| What the task requires |
All of the lines below are to be printed again exactly; images are excluded from the output.

| Stored entries |
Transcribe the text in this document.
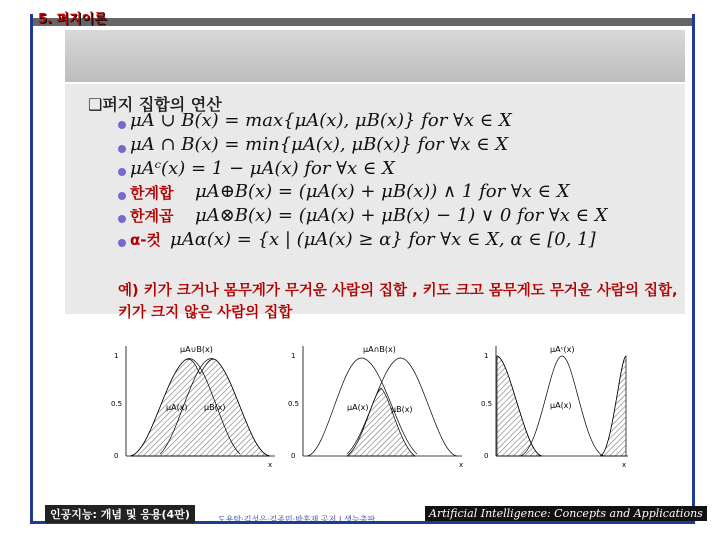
5. 퍼지이론
❑퍼지 집합의 연산
μA ∪ B(x) = max{μA(x), μB(x)} for ∀x ∈ X
μA ∩ B(x) = min{μA(x), μB(x)} for ∀x ∈ X
μAᶜ(x) = 1 − μA(x) for ∀x ∈ X
한계합 μA⊕B(x) = (μA(x) + μB(x)) ∧ 1 for ∀x ∈ X
한계곱 μA⊗B(x) = (μA(x) + μB(x) − 1) ∨ 0 for ∀x ∈ X
α-컷 μAα(x) = {x | (μA(x) ≥ α} for ∀x ∈ X, α ∈ [0, 1]
예) 키가 크거나 몸무게가 무거운 사람의 집합 , 키도 크고 몸무게도 무거운 사람의 집합, 키가 크지 않은 사람의 집합
1
0.5
0
μA∪B(x)
μA(x) μB(x)
x
1
0.5
0
μA∩B(x)
μA(x)	μB(x)
x
1
0.5
0
μAᶜ(x)
μA(x)
x
인공지능: 개념 및 응용(4판)	도용탁·김성은·김종민·박홍재 공저 | 생능출판	Artificial Intelligence: Concepts and Applications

| The response |
Transcribe the text in this document.
5. 퍼지이론
❑퍼지 집합의 연산
μA ∪ B(x) = max{μA(x), μB(x)} for ∀x ∈ X
μA ∩ B(x) = min{μA(x), μB(x)} for ∀x ∈ X
μAᶜ(x) = 1 − μA(x) for ∀x ∈ X
한계합 μA⊕B(x) = (μA(x) + μB(x)) ∧ 1 for ∀x ∈ X
한계곱 μA⊗B(x) = (μA(x) + μB(x) − 1) ∨ 0 for ∀x ∈ X
α-컷 μAα(x) = {x | (μA(x) ≥ α} for ∀x ∈ X, α ∈ [0, 1]
예) 키가 크거나 몸무게가 무거운 사람의 집합 , 키도 크고 몸무게도 무거운 사람의 집합, 키가 크지 않은 사람의 집합
1
0.5
0
μA∪B(x)
μA(x) μB(x)
x
1
0.5
0
μA∩B(x)
μA(x)	μB(x)
x
1
0.5
0
μAᶜ(x)
μA(x)
x
인공지능: 개념 및 응용(4판)	도용탁·김성은·김종민·박홍재 공저 | 생능출판	Artificial Intelligence: Concepts and Applications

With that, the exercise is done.